__WHAT IS ASKED__
Using the material below, copy every line where "JSON" appears.

═══ EXCERPTED RECORDS

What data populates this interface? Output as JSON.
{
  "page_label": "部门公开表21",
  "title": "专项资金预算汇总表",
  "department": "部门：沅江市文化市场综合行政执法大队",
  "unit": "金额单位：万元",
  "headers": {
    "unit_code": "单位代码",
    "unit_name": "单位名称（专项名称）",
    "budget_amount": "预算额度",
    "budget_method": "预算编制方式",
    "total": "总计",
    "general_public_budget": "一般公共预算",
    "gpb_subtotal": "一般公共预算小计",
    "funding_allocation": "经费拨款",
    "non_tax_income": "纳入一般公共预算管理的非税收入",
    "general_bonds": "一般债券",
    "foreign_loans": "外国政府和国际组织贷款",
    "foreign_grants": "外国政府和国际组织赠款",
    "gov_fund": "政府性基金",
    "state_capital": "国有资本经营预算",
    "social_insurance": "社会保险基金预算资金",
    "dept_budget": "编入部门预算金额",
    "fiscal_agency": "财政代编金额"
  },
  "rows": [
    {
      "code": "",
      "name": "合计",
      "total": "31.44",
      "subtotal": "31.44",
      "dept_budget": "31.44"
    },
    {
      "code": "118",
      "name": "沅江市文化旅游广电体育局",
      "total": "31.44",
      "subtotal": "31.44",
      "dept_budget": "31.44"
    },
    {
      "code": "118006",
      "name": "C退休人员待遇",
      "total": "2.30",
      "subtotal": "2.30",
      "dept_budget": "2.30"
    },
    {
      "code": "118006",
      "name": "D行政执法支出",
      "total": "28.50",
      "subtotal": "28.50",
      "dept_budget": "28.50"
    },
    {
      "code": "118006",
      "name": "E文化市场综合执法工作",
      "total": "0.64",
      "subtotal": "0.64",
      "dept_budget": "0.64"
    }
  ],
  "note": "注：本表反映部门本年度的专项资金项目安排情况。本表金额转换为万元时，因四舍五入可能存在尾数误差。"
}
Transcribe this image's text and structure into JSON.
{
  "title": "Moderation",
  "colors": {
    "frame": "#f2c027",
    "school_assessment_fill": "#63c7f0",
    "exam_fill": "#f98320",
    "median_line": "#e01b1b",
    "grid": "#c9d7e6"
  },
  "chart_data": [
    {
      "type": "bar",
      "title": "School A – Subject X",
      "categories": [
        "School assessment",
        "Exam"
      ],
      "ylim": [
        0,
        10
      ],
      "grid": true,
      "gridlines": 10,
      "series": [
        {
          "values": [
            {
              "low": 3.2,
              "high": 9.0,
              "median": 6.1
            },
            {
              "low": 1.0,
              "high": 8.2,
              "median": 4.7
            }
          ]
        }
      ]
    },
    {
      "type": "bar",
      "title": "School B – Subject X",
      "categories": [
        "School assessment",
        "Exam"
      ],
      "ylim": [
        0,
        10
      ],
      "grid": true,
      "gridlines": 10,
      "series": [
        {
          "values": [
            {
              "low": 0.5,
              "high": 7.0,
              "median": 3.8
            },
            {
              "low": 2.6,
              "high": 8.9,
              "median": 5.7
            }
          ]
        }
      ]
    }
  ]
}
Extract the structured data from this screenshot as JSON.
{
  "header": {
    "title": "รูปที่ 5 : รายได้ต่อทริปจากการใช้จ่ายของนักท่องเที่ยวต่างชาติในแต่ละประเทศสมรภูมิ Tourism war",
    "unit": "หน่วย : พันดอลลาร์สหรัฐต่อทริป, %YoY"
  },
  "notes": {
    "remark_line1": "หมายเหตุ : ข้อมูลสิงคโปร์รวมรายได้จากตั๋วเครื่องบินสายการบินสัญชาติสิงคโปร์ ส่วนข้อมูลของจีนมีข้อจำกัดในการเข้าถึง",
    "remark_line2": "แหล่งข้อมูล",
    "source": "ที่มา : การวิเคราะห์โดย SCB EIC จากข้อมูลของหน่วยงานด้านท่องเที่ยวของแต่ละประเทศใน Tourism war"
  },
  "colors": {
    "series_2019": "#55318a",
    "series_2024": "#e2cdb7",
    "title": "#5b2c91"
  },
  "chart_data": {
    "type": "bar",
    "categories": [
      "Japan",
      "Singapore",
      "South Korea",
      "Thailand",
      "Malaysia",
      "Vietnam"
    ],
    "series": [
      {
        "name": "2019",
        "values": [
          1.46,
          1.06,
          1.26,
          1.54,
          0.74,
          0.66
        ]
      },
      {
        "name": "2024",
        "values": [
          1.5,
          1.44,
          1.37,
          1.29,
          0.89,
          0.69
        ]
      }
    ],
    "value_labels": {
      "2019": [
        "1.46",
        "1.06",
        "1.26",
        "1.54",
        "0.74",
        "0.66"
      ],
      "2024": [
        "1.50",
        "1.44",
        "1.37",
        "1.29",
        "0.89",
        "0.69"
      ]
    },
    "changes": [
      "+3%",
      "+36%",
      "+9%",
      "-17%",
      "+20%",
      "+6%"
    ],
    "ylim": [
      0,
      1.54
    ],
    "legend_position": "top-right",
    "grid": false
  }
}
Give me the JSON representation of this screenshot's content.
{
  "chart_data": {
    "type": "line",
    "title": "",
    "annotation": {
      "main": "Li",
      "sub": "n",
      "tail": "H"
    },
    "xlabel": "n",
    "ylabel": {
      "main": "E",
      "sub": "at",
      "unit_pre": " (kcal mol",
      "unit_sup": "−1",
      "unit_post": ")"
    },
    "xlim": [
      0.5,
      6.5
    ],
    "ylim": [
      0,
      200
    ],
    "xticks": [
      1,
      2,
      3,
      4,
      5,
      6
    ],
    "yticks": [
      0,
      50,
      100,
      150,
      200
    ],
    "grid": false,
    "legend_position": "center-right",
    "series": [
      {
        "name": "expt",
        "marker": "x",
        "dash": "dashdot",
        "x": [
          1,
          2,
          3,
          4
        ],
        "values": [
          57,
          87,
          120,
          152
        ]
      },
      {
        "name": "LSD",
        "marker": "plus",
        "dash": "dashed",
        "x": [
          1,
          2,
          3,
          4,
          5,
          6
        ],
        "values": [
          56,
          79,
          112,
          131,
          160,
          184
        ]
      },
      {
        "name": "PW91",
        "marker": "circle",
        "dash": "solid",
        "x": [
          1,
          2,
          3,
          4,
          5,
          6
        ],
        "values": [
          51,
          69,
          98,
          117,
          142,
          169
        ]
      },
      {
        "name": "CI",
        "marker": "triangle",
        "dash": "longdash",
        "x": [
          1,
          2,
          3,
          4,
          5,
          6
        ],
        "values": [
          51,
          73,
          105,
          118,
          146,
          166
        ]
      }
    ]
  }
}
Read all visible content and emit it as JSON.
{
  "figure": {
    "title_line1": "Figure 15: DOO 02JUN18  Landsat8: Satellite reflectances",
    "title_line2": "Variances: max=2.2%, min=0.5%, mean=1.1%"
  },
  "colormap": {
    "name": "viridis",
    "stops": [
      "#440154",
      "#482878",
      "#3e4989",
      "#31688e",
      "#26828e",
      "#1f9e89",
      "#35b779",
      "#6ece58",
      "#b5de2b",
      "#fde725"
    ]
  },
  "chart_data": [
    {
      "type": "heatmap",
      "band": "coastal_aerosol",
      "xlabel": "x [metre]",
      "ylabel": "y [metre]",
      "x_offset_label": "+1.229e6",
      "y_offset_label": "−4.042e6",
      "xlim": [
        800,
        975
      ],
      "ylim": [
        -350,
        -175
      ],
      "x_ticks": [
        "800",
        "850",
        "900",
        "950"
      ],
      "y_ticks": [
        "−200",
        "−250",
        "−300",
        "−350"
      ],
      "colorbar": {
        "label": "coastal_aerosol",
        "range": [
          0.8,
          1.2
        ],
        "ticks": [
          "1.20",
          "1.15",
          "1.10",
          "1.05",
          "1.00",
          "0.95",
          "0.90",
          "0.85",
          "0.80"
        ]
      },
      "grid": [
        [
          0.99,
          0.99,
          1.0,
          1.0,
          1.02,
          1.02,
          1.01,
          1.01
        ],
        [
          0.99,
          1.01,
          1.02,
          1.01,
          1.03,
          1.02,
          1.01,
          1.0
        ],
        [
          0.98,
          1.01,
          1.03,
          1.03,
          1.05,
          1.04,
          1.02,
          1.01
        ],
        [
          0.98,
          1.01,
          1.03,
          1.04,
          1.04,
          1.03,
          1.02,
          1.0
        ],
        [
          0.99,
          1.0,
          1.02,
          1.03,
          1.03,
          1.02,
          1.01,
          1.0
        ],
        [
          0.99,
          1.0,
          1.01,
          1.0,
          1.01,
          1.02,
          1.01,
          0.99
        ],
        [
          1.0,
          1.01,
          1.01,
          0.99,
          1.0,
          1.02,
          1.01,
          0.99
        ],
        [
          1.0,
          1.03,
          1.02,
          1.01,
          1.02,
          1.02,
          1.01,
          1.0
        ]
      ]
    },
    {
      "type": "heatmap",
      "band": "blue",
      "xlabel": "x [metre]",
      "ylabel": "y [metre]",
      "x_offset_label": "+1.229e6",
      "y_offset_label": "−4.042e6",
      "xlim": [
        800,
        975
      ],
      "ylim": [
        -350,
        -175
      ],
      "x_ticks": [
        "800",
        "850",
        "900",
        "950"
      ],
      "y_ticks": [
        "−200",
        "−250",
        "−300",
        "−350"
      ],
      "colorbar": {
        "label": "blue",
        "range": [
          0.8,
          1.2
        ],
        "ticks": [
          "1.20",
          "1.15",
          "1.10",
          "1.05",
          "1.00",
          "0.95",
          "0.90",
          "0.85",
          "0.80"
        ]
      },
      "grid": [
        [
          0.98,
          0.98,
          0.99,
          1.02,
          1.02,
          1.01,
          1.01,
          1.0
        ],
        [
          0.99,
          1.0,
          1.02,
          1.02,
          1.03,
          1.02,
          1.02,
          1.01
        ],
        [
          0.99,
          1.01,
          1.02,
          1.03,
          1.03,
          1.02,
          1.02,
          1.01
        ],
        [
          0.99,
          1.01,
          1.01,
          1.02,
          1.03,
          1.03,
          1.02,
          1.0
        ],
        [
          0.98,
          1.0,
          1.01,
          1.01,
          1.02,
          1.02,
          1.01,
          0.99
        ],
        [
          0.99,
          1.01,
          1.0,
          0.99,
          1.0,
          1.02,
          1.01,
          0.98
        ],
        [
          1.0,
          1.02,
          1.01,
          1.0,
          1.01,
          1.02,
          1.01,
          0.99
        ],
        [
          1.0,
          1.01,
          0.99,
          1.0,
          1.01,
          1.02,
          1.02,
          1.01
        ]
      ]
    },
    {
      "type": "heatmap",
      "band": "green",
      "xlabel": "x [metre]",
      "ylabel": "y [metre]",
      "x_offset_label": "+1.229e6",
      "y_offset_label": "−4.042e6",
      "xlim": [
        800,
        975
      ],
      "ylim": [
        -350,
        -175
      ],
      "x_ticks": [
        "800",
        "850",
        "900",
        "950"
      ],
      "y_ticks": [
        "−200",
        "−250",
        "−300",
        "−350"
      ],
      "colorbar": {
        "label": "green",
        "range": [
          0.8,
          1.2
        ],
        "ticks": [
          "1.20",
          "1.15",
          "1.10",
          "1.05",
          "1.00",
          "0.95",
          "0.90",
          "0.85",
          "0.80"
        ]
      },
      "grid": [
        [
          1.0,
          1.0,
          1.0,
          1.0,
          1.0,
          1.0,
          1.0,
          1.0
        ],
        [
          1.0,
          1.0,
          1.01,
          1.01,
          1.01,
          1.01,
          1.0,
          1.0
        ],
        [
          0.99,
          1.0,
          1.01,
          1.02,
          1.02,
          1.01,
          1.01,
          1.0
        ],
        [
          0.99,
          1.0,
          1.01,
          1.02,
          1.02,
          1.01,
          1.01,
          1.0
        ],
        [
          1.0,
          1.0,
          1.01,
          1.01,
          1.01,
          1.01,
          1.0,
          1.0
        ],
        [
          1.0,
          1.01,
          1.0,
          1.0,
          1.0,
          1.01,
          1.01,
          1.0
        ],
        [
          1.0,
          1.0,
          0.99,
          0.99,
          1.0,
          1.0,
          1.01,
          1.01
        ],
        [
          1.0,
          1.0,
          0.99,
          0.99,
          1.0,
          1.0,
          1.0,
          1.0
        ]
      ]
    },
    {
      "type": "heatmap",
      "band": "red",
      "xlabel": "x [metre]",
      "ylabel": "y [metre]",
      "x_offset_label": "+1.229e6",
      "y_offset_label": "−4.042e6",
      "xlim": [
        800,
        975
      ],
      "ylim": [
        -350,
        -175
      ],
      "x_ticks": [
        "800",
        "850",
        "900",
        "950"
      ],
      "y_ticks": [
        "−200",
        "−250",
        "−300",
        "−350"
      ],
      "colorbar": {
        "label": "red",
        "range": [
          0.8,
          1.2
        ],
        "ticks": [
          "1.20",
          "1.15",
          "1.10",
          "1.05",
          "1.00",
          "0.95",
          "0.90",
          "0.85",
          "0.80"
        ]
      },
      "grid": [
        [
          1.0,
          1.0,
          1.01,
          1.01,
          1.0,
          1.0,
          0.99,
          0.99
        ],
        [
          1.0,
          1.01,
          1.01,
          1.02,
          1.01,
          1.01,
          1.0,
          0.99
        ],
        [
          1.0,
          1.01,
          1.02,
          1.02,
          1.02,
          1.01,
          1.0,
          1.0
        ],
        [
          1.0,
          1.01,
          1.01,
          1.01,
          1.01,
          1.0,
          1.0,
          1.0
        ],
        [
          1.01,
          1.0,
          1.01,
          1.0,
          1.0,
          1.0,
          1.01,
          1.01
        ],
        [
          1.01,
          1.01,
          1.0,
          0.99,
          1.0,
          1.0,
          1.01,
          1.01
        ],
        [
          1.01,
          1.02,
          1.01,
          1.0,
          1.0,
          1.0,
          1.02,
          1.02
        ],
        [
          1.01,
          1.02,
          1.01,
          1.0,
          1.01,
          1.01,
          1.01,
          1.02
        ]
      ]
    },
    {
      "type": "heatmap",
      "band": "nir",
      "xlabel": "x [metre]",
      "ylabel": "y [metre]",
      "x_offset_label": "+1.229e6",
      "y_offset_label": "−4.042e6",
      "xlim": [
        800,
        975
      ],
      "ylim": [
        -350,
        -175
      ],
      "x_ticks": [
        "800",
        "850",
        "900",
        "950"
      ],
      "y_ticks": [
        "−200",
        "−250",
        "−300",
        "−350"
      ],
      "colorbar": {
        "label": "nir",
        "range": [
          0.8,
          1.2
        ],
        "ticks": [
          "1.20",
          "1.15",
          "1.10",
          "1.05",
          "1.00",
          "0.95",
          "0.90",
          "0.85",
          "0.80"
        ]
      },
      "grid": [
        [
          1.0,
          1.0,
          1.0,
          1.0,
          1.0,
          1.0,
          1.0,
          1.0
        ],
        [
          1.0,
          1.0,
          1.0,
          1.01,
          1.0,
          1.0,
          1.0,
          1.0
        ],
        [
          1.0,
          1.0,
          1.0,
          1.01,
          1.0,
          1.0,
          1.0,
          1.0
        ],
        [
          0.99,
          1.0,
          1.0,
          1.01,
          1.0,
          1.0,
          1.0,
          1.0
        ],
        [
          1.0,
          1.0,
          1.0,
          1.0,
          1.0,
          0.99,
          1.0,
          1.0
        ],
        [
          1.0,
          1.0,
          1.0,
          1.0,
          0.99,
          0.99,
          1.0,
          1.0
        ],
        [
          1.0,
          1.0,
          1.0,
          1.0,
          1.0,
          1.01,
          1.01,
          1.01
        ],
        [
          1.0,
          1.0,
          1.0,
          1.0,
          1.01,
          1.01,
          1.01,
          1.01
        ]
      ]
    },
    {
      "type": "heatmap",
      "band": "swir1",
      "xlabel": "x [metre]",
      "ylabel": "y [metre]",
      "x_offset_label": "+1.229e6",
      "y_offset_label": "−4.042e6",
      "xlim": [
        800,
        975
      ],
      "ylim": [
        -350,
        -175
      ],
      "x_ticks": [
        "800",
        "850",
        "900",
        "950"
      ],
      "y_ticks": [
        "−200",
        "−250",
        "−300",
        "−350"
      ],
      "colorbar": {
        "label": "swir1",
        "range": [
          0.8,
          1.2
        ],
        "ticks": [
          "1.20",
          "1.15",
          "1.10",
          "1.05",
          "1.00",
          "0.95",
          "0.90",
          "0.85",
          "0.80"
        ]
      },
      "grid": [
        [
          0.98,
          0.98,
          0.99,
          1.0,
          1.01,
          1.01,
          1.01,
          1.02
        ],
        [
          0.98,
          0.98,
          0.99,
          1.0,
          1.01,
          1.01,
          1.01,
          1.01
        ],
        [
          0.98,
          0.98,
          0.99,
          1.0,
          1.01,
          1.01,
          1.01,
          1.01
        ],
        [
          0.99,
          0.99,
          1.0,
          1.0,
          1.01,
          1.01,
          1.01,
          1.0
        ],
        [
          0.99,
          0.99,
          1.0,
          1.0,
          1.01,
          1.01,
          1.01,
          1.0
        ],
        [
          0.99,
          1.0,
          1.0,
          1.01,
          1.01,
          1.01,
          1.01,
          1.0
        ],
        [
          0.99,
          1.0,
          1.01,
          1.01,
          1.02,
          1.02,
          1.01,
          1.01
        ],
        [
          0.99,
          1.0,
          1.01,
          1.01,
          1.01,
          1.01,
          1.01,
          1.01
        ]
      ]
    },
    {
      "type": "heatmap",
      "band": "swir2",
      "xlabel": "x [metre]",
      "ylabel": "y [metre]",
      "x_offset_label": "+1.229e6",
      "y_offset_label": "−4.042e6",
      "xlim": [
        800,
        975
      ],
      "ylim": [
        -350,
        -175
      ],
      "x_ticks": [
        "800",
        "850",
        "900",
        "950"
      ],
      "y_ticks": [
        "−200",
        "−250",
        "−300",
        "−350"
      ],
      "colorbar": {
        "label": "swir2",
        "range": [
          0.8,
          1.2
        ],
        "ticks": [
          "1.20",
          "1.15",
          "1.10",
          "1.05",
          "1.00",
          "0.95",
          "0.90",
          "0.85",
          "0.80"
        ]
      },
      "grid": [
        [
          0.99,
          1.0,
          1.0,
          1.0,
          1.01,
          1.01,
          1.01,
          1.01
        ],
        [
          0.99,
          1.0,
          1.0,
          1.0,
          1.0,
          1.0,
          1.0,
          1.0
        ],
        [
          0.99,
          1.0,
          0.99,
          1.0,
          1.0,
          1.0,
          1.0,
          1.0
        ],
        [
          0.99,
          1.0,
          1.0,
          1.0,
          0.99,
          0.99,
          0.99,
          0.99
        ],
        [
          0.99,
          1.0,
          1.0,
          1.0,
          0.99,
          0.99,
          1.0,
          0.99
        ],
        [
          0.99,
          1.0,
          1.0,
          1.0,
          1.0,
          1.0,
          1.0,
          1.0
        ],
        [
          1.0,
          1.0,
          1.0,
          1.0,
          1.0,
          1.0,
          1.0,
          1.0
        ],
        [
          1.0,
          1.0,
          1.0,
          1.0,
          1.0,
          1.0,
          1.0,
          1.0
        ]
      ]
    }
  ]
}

══════

__FULL ANSWER__
What data populates this interface? Output as JSON.
Transcribe this image's text and structure into JSON.
Extract the structured data from this screenshot as JSON.
Give me the JSON representation of this screenshot's content.
Read all visible content and emit it as JSON.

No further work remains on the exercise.